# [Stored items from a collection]
★ ★ ★
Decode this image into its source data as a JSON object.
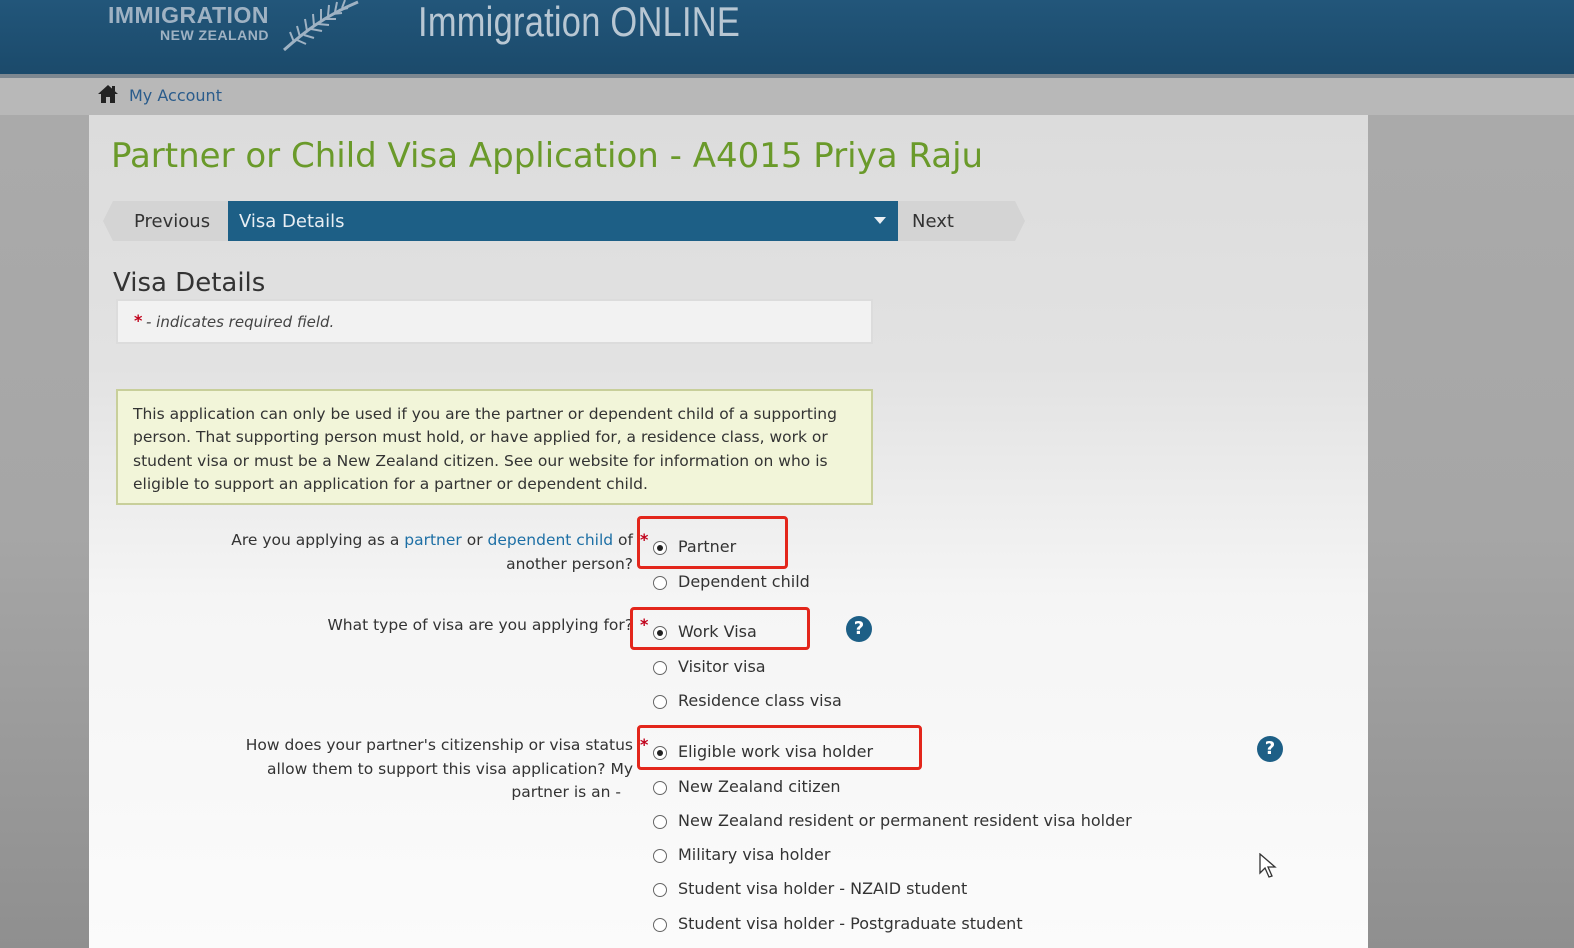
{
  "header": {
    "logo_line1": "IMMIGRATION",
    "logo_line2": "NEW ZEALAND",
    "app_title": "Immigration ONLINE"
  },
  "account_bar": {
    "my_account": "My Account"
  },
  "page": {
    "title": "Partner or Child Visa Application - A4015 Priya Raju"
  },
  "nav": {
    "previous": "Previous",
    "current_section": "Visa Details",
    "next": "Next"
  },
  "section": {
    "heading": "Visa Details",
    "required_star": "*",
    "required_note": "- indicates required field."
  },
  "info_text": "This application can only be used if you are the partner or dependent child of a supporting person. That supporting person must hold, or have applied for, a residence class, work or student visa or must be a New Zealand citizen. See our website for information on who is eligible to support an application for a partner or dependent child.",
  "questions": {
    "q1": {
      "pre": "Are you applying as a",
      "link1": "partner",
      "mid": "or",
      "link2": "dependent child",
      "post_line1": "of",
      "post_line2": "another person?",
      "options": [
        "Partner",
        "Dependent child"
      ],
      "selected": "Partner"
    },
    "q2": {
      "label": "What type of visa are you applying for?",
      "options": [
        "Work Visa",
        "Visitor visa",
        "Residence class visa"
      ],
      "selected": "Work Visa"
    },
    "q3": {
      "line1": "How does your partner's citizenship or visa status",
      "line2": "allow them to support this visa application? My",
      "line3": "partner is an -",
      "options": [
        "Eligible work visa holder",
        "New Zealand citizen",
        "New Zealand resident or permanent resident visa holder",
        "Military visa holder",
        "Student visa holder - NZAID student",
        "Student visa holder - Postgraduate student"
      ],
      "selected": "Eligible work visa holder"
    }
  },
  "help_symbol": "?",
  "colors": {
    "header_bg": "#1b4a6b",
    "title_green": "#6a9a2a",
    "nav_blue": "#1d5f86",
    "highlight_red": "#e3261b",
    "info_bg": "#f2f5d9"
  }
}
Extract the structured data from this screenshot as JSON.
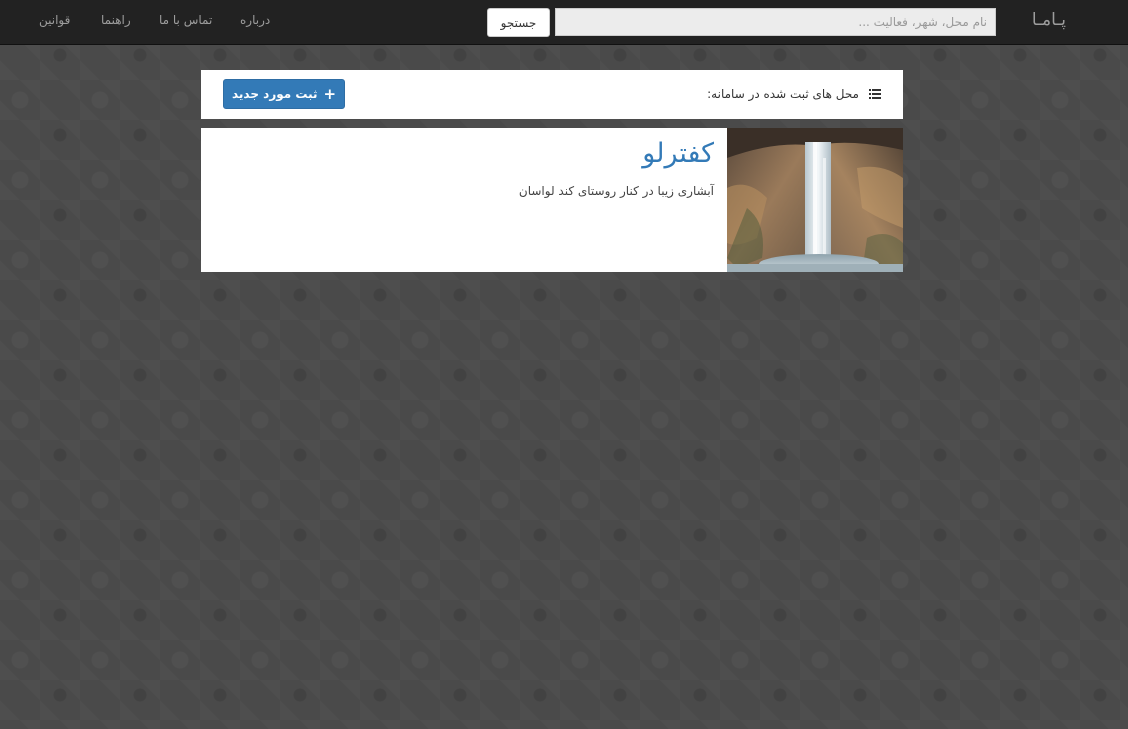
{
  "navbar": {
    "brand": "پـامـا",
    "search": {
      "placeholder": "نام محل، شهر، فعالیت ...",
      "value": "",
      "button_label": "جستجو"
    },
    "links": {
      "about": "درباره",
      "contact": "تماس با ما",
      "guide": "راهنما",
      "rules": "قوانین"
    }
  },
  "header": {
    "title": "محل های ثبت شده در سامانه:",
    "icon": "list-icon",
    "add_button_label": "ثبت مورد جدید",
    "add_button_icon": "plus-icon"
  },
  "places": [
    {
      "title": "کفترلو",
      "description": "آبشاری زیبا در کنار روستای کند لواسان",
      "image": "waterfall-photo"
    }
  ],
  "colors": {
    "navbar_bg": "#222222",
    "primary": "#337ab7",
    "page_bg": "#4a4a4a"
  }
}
★ ★ ★
# [Written problem]
Leave out the pictures and give the rest of the records again exactly.

# [The result]
Decode this image into its source data as a JSON object.
{
  "header": {
    "logo_line1": "IMMIGRATION",
    "logo_line2": "NEW ZEALAND",
    "app_title": "Immigration ONLINE"
  },
  "account_bar": {
    "my_account": "My Account"
  },
  "page": {
    "title": "Partner or Child Visa Application - A4015 Priya Raju"
  },
  "nav": {
    "previous": "Previous",
    "current_section": "Visa Details",
    "next": "Next"
  },
  "section": {
    "heading": "Visa Details",
    "required_star": "*",
    "required_note": "- indicates required field."
  },
  "info_text": "This application can only be used if you are the partner or dependent child of a supporting person. That supporting person must hold, or have applied for, a residence class, work or student visa or must be a New Zealand citizen. See our website for information on who is eligible to support an application for a partner or dependent child.",
  "questions": {
    "q1": {
      "pre": "Are you applying as a",
      "link1": "partner",
      "mid": "or",
      "link2": "dependent child",
      "post_line1": "of",
      "post_line2": "another person?",
      "options": [
        "Partner",
        "Dependent child"
      ],
      "selected": "Partner"
    },
    "q2": {
      "label": "What type of visa are you applying for?",
      "options": [
        "Work Visa",
        "Visitor visa",
        "Residence class visa"
      ],
      "selected": "Work Visa"
    },
    "q3": {
      "line1": "How does your partner's citizenship or visa status",
      "line2": "allow them to support this visa application? My",
      "line3": "partner is an -",
      "options": [
        "Eligible work visa holder",
        "New Zealand citizen",
        "New Zealand resident or permanent resident visa holder",
        "Military visa holder",
        "Student visa holder - NZAID student",
        "Student visa holder - Postgraduate student"
      ],
      "selected": "Eligible work visa holder"
    }
  },
  "help_symbol": "?",
  "colors": {
    "header_bg": "#1b4a6b",
    "title_green": "#6a9a2a",
    "nav_blue": "#1d5f86",
    "highlight_red": "#e3261b",
    "info_bg": "#f2f5d9"
  }
}
Extract the structured data from this screenshot as JSON.
{
  "navbar": {
    "brand": "پـامـا",
    "search": {
      "placeholder": "نام محل، شهر، فعالیت ...",
      "value": "",
      "button_label": "جستجو"
    },
    "links": {
      "about": "درباره",
      "contact": "تماس با ما",
      "guide": "راهنما",
      "rules": "قوانین"
    }
  },
  "header": {
    "title": "محل های ثبت شده در سامانه:",
    "icon": "list-icon",
    "add_button_label": "ثبت مورد جدید",
    "add_button_icon": "plus-icon"
  },
  "places": [
    {
      "title": "کفترلو",
      "description": "آبشاری زیبا در کنار روستای کند لواسان",
      "image": "waterfall-photo"
    }
  ],
  "colors": {
    "navbar_bg": "#222222",
    "primary": "#337ab7",
    "page_bg": "#4a4a4a"
  }
}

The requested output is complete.